*Goal*. Gather every line that includes the word "password", please.
--- start Available data ---
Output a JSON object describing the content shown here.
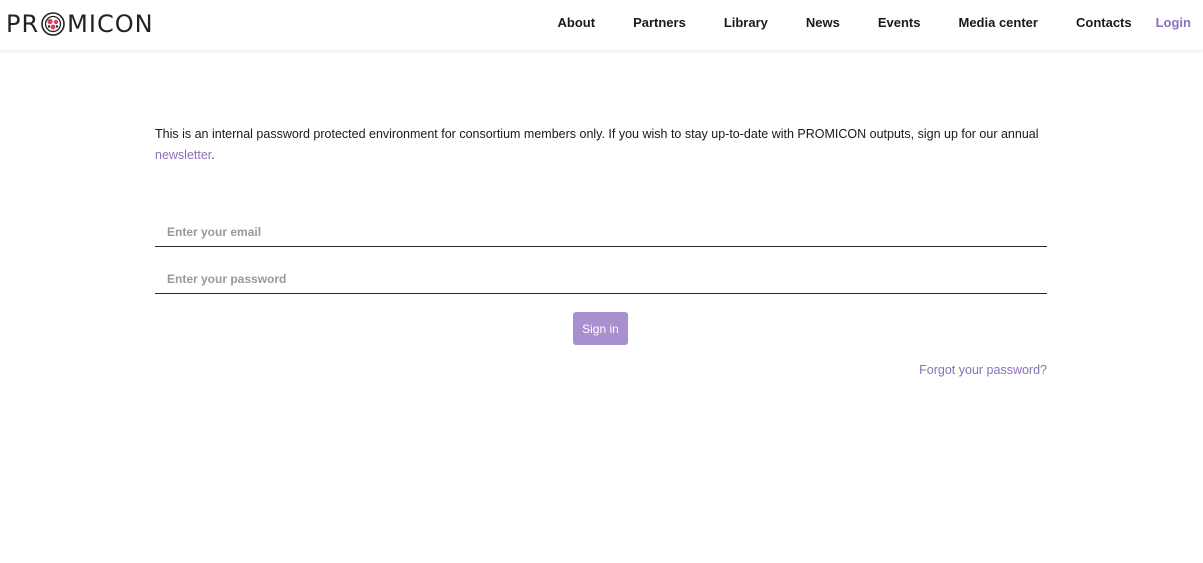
{
  "brand": {
    "logo_prefix": "PR",
    "logo_suffix": "MICON",
    "logo_icon": "promicon-o-icon"
  },
  "nav": {
    "items": [
      {
        "label": "About"
      },
      {
        "label": "Partners"
      },
      {
        "label": "Library"
      },
      {
        "label": "News"
      },
      {
        "label": "Events"
      },
      {
        "label": "Media center"
      },
      {
        "label": "Contacts"
      },
      {
        "label": "Login",
        "active": true
      }
    ]
  },
  "intro": {
    "text_before_link": "This is an internal password protected environment for consortium members only. If you wish to stay up-to-date with PROMICON outputs, sign up for our annual ",
    "link_text": "newsletter",
    "text_after_link": "."
  },
  "form": {
    "email_placeholder": "Enter your email",
    "password_placeholder": "Enter your password",
    "signin_label": "Sign in",
    "forgot_label": "Forgot your password?"
  },
  "colors": {
    "accent": "#8a70bd",
    "button_bg": "#a88fcd",
    "text": "#1a1a1a"
  }
}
--- end Available data ---
*Task response*.
    "text_before_link": "This is an internal password protected environment for consortium members only. If you wish to stay up-to-date with PROMICON outputs, sign up for our annual ",
    "password_placeholder": "Enter your password",
    "forgot_label": "Forgot your password?"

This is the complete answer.